[Goal of the exercise] Take the entries below and reproduce them word for word.
[start Materials provided]
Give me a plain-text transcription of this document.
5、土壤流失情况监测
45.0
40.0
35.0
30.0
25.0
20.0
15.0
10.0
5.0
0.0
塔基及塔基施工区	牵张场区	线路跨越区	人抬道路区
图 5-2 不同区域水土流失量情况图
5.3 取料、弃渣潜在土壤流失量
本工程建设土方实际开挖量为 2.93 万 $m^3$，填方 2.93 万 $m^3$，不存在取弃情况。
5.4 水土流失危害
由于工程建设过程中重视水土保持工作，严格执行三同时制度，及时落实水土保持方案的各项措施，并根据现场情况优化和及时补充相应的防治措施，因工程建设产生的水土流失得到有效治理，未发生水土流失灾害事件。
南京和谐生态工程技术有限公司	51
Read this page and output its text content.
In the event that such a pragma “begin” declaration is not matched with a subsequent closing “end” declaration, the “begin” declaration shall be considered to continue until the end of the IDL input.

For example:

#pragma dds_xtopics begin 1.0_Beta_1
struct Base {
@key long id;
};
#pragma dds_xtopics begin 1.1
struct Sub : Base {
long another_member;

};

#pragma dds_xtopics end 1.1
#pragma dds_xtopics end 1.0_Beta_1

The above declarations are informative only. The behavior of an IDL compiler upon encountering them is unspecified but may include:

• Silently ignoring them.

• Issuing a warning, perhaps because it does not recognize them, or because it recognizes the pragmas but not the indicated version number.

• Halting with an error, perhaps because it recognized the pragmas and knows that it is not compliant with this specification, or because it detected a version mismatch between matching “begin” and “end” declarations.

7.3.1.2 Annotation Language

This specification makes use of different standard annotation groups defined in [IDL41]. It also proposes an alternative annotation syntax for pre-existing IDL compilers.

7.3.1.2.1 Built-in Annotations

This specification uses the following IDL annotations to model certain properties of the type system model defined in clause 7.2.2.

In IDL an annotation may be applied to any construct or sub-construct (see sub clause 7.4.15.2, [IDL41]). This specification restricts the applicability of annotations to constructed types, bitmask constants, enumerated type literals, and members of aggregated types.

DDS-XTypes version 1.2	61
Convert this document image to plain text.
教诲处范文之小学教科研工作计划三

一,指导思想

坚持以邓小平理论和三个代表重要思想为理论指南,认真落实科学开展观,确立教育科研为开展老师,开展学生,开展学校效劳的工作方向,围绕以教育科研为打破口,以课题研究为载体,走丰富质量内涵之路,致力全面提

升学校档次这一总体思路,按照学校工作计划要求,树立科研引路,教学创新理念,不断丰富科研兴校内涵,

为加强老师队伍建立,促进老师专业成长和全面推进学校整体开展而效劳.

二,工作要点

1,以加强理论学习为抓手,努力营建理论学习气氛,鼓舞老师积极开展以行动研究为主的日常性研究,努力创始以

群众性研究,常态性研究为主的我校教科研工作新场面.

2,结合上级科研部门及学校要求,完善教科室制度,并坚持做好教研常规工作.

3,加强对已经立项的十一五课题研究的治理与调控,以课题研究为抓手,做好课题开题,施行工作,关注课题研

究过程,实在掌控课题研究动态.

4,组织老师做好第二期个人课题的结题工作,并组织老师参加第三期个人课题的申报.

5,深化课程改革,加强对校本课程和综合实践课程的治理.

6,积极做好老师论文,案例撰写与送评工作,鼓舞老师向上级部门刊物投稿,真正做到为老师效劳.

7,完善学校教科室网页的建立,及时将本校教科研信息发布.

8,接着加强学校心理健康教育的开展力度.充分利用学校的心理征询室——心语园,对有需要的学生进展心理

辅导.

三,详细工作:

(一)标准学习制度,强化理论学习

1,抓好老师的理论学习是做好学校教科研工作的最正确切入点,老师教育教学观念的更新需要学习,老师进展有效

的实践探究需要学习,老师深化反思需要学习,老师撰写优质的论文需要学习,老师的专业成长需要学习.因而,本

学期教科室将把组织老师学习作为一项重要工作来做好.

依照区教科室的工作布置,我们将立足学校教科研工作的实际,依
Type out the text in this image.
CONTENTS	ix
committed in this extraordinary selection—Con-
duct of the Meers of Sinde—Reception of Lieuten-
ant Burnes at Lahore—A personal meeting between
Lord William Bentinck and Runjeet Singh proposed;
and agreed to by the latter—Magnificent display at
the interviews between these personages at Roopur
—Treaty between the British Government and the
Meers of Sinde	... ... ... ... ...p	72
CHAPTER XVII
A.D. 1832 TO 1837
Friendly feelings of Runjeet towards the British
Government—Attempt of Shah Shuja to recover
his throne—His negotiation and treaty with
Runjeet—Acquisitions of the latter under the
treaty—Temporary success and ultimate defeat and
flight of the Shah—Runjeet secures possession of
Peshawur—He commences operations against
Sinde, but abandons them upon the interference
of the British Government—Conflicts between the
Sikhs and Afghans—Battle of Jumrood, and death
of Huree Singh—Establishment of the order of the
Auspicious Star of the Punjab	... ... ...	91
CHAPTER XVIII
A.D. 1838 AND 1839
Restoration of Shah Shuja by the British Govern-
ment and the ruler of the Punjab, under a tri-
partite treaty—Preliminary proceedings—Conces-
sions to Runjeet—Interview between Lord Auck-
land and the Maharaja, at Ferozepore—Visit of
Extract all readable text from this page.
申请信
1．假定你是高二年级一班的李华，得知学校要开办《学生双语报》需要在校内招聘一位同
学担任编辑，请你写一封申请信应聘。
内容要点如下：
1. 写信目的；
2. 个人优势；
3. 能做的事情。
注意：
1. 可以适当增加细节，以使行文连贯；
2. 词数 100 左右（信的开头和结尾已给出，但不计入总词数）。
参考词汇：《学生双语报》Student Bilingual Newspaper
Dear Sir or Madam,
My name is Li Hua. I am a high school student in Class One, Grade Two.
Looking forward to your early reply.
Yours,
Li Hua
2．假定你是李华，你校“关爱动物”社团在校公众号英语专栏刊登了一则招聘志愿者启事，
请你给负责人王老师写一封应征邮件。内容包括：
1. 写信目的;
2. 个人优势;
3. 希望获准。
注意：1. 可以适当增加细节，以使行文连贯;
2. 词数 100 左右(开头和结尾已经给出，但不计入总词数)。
[end Materials provided]
[Final answer]
Give me a plain-text transcription of this document.
5、土壤流失情况监测
45.0
40.0
35.0
30.0
25.0
20.0
15.0
10.0
5.0
0.0
塔基及塔基施工区	牵张场区	线路跨越区	人抬道路区
图 5-2 不同区域水土流失量情况图
5.3 取料、弃渣潜在土壤流失量
本工程建设土方实际开挖量为 2.93 万 $m^3$，填方 2.93 万 $m^3$，不存在取弃情况。
5.4 水土流失危害
由于工程建设过程中重视水土保持工作，严格执行三同时制度，及时落实水土保持方案的各项措施，并根据现场情况优化和及时补充相应的防治措施，因工程建设产生的水土流失得到有效治理，未发生水土流失灾害事件。
南京和谐生态工程技术有限公司	51
Read this page and output its text content.
In the event that such a pragma “begin” declaration is not matched with a subsequent closing “end” declaration, the “begin” declaration shall be considered to continue until the end of the IDL input.

For example:

#pragma dds_xtopics begin 1.0_Beta_1
struct Base {
@key long id;
};
#pragma dds_xtopics begin 1.1
struct Sub : Base {
long another_member;

};

#pragma dds_xtopics end 1.1
#pragma dds_xtopics end 1.0_Beta_1

The above declarations are informative only. The behavior of an IDL compiler upon encountering them is unspecified but may include:

• Silently ignoring them.

• Issuing a warning, perhaps because it does not recognize them, or because it recognizes the pragmas but not the indicated version number.

• Halting with an error, perhaps because it recognized the pragmas and knows that it is not compliant with this specification, or because it detected a version mismatch between matching “begin” and “end” declarations.

7.3.1.2 Annotation Language

This specification makes use of different standard annotation groups defined in [IDL41]. It also proposes an alternative annotation syntax for pre-existing IDL compilers.

7.3.1.2.1 Built-in Annotations

This specification uses the following IDL annotations to model certain properties of the type system model defined in clause 7.2.2.

In IDL an annotation may be applied to any construct or sub-construct (see sub clause 7.4.15.2, [IDL41]). This specification restricts the applicability of annotations to constructed types, bitmask constants, enumerated type literals, and members of aggregated types.

DDS-XTypes version 1.2	61
Convert this document image to plain text.
教诲处范文之小学教科研工作计划三

一,指导思想

坚持以邓小平理论和三个代表重要思想为理论指南,认真落实科学开展观,确立教育科研为开展老师,开展学生,开展学校效劳的工作方向,围绕以教育科研为打破口,以课题研究为载体,走丰富质量内涵之路,致力全面提

升学校档次这一总体思路,按照学校工作计划要求,树立科研引路,教学创新理念,不断丰富科研兴校内涵,

为加强老师队伍建立,促进老师专业成长和全面推进学校整体开展而效劳.

二,工作要点

1,以加强理论学习为抓手,努力营建理论学习气氛,鼓舞老师积极开展以行动研究为主的日常性研究,努力创始以

群众性研究,常态性研究为主的我校教科研工作新场面.

2,结合上级科研部门及学校要求,完善教科室制度,并坚持做好教研常规工作.

3,加强对已经立项的十一五课题研究的治理与调控,以课题研究为抓手,做好课题开题,施行工作,关注课题研

究过程,实在掌控课题研究动态.

4,组织老师做好第二期个人课题的结题工作,并组织老师参加第三期个人课题的申报.

5,深化课程改革,加强对校本课程和综合实践课程的治理.

6,积极做好老师论文,案例撰写与送评工作,鼓舞老师向上级部门刊物投稿,真正做到为老师效劳.

7,完善学校教科室网页的建立,及时将本校教科研信息发布.

8,接着加强学校心理健康教育的开展力度.充分利用学校的心理征询室——心语园,对有需要的学生进展心理

辅导.

三,详细工作:

(一)标准学习制度,强化理论学习

1,抓好老师的理论学习是做好学校教科研工作的最正确切入点,老师教育教学观念的更新需要学习,老师进展有效

的实践探究需要学习,老师深化反思需要学习,老师撰写优质的论文需要学习,老师的专业成长需要学习.因而,本

学期教科室将把组织老师学习作为一项重要工作来做好.

依照区教科室的工作布置,我们将立足学校教科研工作的实际,依
Type out the text in this image.
CONTENTS	ix
committed in this extraordinary selection—Con-
duct of the Meers of Sinde—Reception of Lieuten-
ant Burnes at Lahore—A personal meeting between
Lord William Bentinck and Runjeet Singh proposed;
and agreed to by the latter—Magnificent display at
the interviews between these personages at Roopur
—Treaty between the British Government and the
Meers of Sinde	... ... ... ... ...p	72
CHAPTER XVII
A.D. 1832 TO 1837
Friendly feelings of Runjeet towards the British
Government—Attempt of Shah Shuja to recover
his throne—His negotiation and treaty with
Runjeet—Acquisitions of the latter under the
treaty—Temporary success and ultimate defeat and
flight of the Shah—Runjeet secures possession of
Peshawur—He commences operations against
Sinde, but abandons them upon the interference
of the British Government—Conflicts between the
Sikhs and Afghans—Battle of Jumrood, and death
of Huree Singh—Establishment of the order of the
Auspicious Star of the Punjab	... ... ...	91
CHAPTER XVIII
A.D. 1838 AND 1839
Restoration of Shah Shuja by the British Govern-
ment and the ruler of the Punjab, under a tri-
partite treaty—Preliminary proceedings—Conces-
sions to Runjeet—Interview between Lord Auck-
land and the Maharaja, at Ferozepore—Visit of
Extract all readable text from this page.
申请信
1．假定你是高二年级一班的李华，得知学校要开办《学生双语报》需要在校内招聘一位同
学担任编辑，请你写一封申请信应聘。
内容要点如下：
1. 写信目的；
2. 个人优势；
3. 能做的事情。
注意：
1. 可以适当增加细节，以使行文连贯；
2. 词数 100 左右（信的开头和结尾已给出，但不计入总词数）。
参考词汇：《学生双语报》Student Bilingual Newspaper
Dear Sir or Madam,
My name is Li Hua. I am a high school student in Class One, Grade Two.
Looking forward to your early reply.
Yours,
Li Hua
2．假定你是李华，你校“关爱动物”社团在校公众号英语专栏刊登了一则招聘志愿者启事，
请你给负责人王老师写一封应征邮件。内容包括：
1. 写信目的;
2. 个人优势;
3. 希望获准。
注意：1. 可以适当增加细节，以使行文连贯;
2. 词数 100 左右(开头和结尾已经给出，但不计入总词数)。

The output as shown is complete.